Data excerpts
# # # #
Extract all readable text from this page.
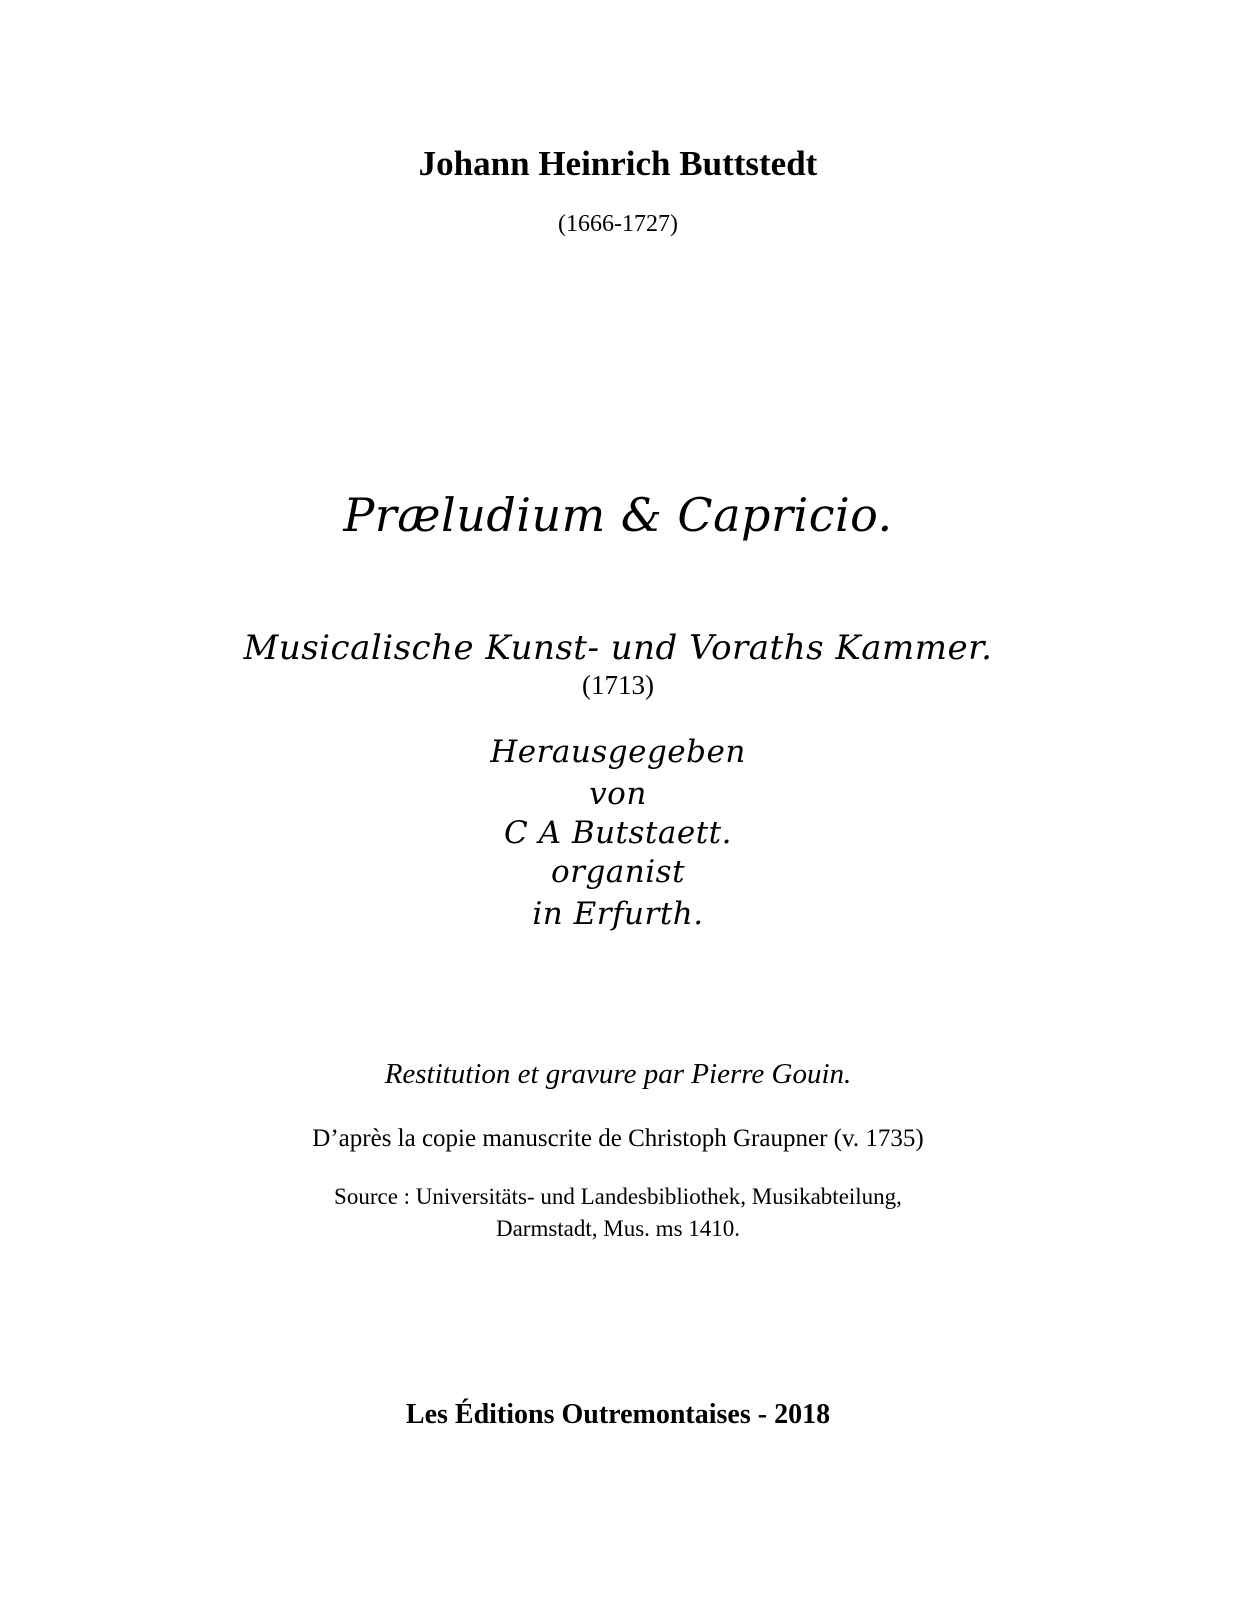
Johann Heinrich Buttstedt
(1666-1727)
Præludium & Capricio.
Musicalische Kunst- und Voraths Kammer.
(1713)
Herausgegeben
von
C A Butstaett.
organist
in Erfurth.
Restitution et gravure par Pierre Gouin.
D’après la copie manuscrite de Christoph Graupner (v. 1735)
Source : Universitäts- und Landesbibliothek, Musikabteilung,
Darmstadt, Mus. ms 1410.
Les Éditions Outremontaises - 2018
# # # #
## Task to complete
Write the records above out again exactly, with no pictures in your copy.

## Result of this task
Extract all readable text from this page.
Johann Heinrich Buttstedt
(1666-1727)
Præludium & Capricio.
Musicalische Kunst- und Voraths Kammer.
(1713)
Herausgegeben
von
C A Butstaett.
organist
in Erfurth.
Restitution et gravure par Pierre Gouin.
D’après la copie manuscrite de Christoph Graupner (v. 1735)
Source : Universitäts- und Landesbibliothek, Musikabteilung,
Darmstadt, Mus. ms 1410.
Les Éditions Outremontaises - 2018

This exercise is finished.